_Exercise requirements_
Copy out the material again, renaming every "pracoviště" to "stanoviště" and leaving everything else as it is.

....

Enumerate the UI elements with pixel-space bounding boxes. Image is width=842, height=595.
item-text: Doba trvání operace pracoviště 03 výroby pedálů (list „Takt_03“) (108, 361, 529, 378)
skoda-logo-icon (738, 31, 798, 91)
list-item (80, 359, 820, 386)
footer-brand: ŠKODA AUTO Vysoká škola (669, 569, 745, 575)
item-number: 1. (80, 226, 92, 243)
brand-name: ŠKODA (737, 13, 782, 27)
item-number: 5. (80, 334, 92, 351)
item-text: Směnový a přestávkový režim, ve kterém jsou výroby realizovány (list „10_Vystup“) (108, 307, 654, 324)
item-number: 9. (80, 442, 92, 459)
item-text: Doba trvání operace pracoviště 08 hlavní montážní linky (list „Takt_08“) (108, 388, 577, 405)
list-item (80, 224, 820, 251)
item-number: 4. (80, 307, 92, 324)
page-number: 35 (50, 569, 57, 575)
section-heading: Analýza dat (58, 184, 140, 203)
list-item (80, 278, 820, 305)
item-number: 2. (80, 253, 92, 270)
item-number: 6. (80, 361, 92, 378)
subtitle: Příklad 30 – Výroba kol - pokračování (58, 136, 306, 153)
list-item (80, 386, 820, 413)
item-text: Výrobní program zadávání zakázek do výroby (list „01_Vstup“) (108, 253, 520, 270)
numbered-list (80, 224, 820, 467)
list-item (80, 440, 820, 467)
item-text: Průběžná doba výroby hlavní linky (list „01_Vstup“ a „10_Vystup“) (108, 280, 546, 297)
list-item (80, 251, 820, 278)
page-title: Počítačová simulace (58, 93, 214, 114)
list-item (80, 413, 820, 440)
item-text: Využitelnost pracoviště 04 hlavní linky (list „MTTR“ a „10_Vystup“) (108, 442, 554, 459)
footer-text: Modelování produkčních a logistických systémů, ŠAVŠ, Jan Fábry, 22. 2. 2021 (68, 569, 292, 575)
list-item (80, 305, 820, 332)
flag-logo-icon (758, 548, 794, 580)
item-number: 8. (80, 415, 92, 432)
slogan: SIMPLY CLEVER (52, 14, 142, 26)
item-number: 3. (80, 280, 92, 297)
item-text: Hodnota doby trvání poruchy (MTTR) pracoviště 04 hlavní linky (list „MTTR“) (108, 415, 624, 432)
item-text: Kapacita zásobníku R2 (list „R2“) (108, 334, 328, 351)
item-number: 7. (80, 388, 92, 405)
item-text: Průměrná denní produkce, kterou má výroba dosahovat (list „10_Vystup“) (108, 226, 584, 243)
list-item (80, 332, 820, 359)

....

_Exercise result_
Enumerate the UI elements with pixel-space bounding boxes. Image is width=842, height=595.
item-text: Doba trvání operace stanoviště 03 výroby pedálů (list „Takt_03“) (108, 361, 529, 378)
skoda-logo-icon (738, 31, 798, 91)
list-item (80, 359, 820, 386)
footer-brand: ŠKODA AUTO Vysoká škola (669, 569, 745, 575)
item-number: 1. (80, 226, 92, 243)
brand-name: ŠKODA (737, 13, 782, 27)
item-number: 5. (80, 334, 92, 351)
item-text: Směnový a přestávkový režim, ve kterém jsou výroby realizovány (list „10_Vystup“) (108, 307, 654, 324)
item-number: 9. (80, 442, 92, 459)
item-text: Doba trvání operace stanoviště 08 hlavní montážní linky (list „Takt_08“) (108, 388, 577, 405)
list-item (80, 224, 820, 251)
item-number: 4. (80, 307, 92, 324)
page-number: 35 (50, 569, 57, 575)
section-heading: Analýza dat (58, 184, 140, 203)
list-item (80, 278, 820, 305)
item-number: 2. (80, 253, 92, 270)
item-number: 6. (80, 361, 92, 378)
subtitle: Příklad 30 – Výroba kol - pokračování (58, 136, 306, 153)
list-item (80, 386, 820, 413)
item-text: Výrobní program zadávání zakázek do výroby (list „01_Vstup“) (108, 253, 520, 270)
numbered-list (80, 224, 820, 467)
list-item (80, 440, 820, 467)
item-text: Průběžná doba výroby hlavní linky (list „01_Vstup“ a „10_Vystup“) (108, 280, 546, 297)
list-item (80, 251, 820, 278)
page-title: Počítačová simulace (58, 93, 214, 114)
list-item (80, 413, 820, 440)
item-text: Využitelnost stanoviště 04 hlavní linky (list „MTTR“ a „10_Vystup“) (108, 442, 554, 459)
footer-text: Modelování produkčních a logistických systémů, ŠAVŠ, Jan Fábry, 22. 2. 2021 (68, 569, 292, 575)
list-item (80, 305, 820, 332)
flag-logo-icon (758, 548, 794, 580)
item-number: 8. (80, 415, 92, 432)
slogan: SIMPLY CLEVER (52, 14, 142, 26)
item-number: 3. (80, 280, 92, 297)
item-text: Hodnota doby trvání poruchy (MTTR) stanoviště 04 hlavní linky (list „MTTR“) (108, 415, 624, 432)
item-text: Kapacita zásobníku R2 (list „R2“) (108, 334, 328, 351)
item-number: 7. (80, 388, 92, 405)
item-text: Průměrná denní produkce, kterou má výroba dosahovat (list „10_Vystup“) (108, 226, 584, 243)
list-item (80, 332, 820, 359)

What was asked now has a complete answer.